Job | Show all lines from the data that include the word "this".

Source data:
-=-=-=-=-

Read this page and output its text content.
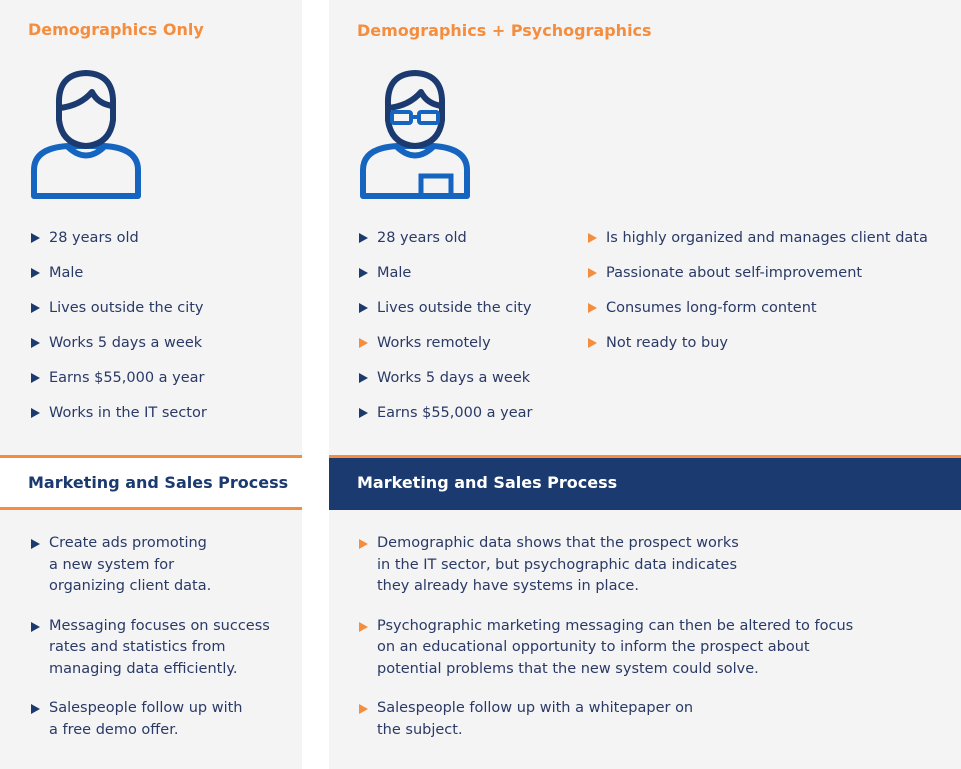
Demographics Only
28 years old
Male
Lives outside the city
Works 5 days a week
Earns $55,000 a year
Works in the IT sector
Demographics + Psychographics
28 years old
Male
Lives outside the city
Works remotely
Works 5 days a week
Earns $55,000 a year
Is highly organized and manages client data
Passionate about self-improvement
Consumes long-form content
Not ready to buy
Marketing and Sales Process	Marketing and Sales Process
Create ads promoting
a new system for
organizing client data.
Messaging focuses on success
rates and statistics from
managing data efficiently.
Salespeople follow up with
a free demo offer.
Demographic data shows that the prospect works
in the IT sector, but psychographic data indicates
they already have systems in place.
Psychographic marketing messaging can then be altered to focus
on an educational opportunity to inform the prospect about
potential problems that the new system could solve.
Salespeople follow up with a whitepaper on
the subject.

-=-=-=-=-

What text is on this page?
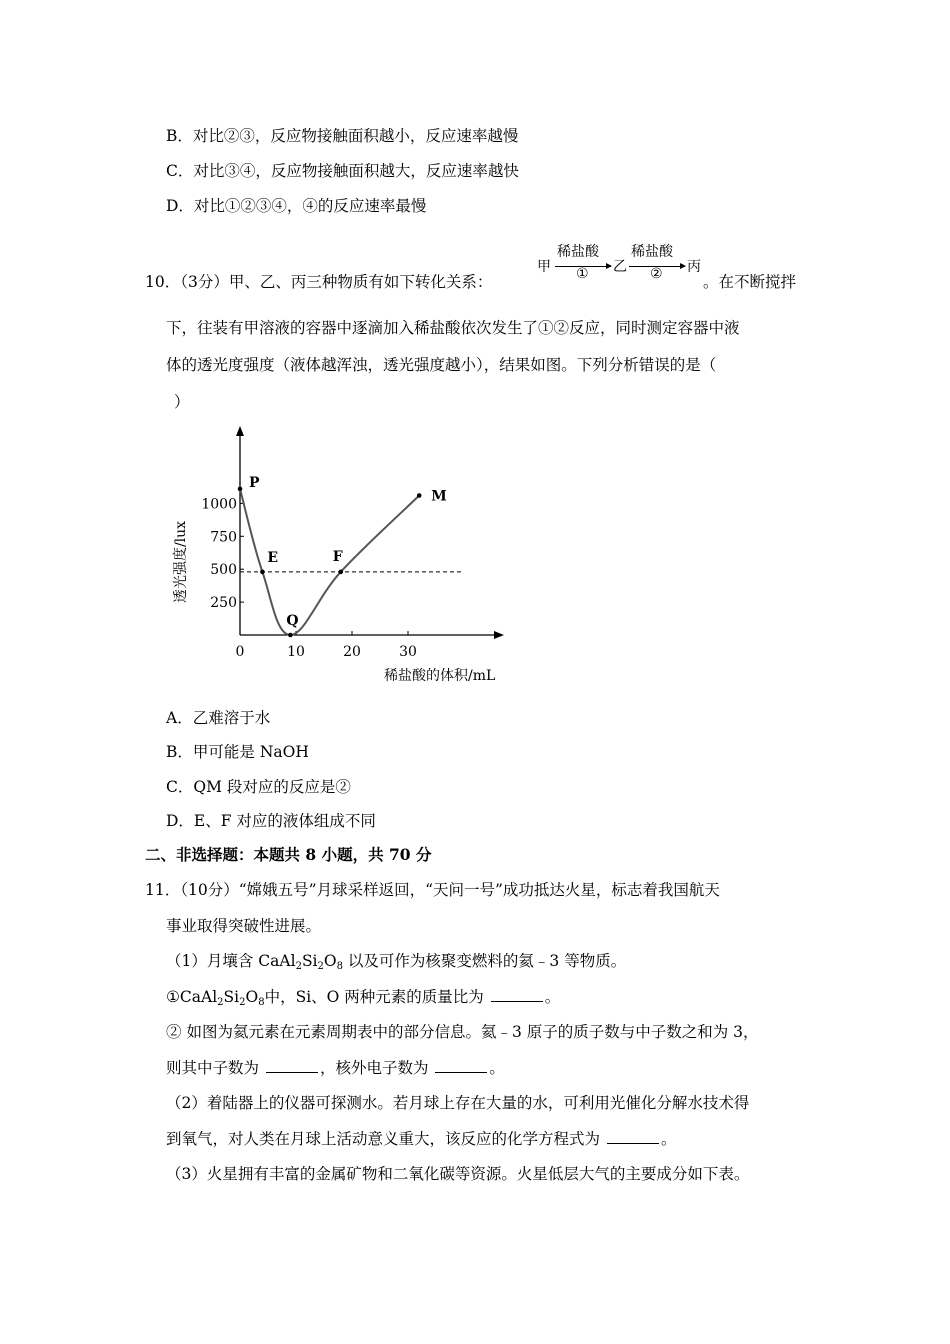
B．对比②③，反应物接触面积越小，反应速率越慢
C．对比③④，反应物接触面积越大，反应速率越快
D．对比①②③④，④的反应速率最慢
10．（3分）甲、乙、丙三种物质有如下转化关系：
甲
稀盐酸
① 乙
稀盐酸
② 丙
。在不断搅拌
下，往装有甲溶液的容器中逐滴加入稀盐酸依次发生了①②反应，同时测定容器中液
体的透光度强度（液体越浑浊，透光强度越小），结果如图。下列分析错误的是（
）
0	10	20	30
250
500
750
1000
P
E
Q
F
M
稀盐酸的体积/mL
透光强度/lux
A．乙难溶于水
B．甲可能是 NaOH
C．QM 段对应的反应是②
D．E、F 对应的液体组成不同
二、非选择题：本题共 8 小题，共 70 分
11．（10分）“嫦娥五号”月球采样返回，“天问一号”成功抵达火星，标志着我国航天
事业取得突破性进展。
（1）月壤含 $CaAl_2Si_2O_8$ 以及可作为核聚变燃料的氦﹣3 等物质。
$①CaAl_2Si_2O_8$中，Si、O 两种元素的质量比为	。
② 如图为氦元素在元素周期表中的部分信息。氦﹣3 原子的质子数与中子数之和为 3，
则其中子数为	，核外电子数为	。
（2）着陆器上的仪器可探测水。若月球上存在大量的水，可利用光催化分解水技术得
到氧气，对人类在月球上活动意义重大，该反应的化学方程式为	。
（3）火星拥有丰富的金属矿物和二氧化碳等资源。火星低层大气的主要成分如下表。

-=-=-=-=-

Final result |
Read this page and output its text content.
What text is on this page?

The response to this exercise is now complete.